### [Written problem]
Copy out every record below, word for word.
===== Supplied material
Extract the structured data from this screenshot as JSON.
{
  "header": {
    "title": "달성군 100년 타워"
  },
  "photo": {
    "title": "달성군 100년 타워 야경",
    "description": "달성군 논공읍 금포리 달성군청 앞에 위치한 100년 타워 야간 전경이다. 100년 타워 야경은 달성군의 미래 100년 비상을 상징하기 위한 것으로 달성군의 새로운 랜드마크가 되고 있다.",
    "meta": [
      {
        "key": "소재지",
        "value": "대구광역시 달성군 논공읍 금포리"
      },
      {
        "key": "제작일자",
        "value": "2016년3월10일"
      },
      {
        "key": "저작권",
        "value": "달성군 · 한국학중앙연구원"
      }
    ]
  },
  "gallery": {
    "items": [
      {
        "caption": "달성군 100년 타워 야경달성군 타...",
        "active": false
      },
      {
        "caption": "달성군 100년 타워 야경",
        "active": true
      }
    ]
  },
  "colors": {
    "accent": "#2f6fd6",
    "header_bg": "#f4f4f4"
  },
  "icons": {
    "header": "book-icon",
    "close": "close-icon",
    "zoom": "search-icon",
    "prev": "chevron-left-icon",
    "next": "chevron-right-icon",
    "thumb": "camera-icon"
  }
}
==========
### [Reply]
Extract the structured data from this screenshot as JSON.
{
  "header": {
    "title": "달성군 100년 타워"
  },
  "photo": {
    "title": "달성군 100년 타워 야경",
    "description": "달성군 논공읍 금포리 달성군청 앞에 위치한 100년 타워 야간 전경이다. 100년 타워 야경은 달성군의 미래 100년 비상을 상징하기 위한 것으로 달성군의 새로운 랜드마크가 되고 있다.",
    "meta": [
      {
        "key": "소재지",
        "value": "대구광역시 달성군 논공읍 금포리"
      },
      {
        "key": "제작일자",
        "value": "2016년3월10일"
      },
      {
        "key": "저작권",
        "value": "달성군 · 한국학중앙연구원"
      }
    ]
  },
  "gallery": {
    "items": [
      {
        "caption": "달성군 100년 타워 야경달성군 타...",
        "active": false
      },
      {
        "caption": "달성군 100년 타워 야경",
        "active": true
      }
    ]
  },
  "colors": {
    "accent": "#2f6fd6",
    "header_bg": "#f4f4f4"
  },
  "icons": {
    "header": "book-icon",
    "close": "close-icon",
    "zoom": "search-icon",
    "prev": "chevron-left-icon",
    "next": "chevron-right-icon",
    "thumb": "camera-icon"
  }
}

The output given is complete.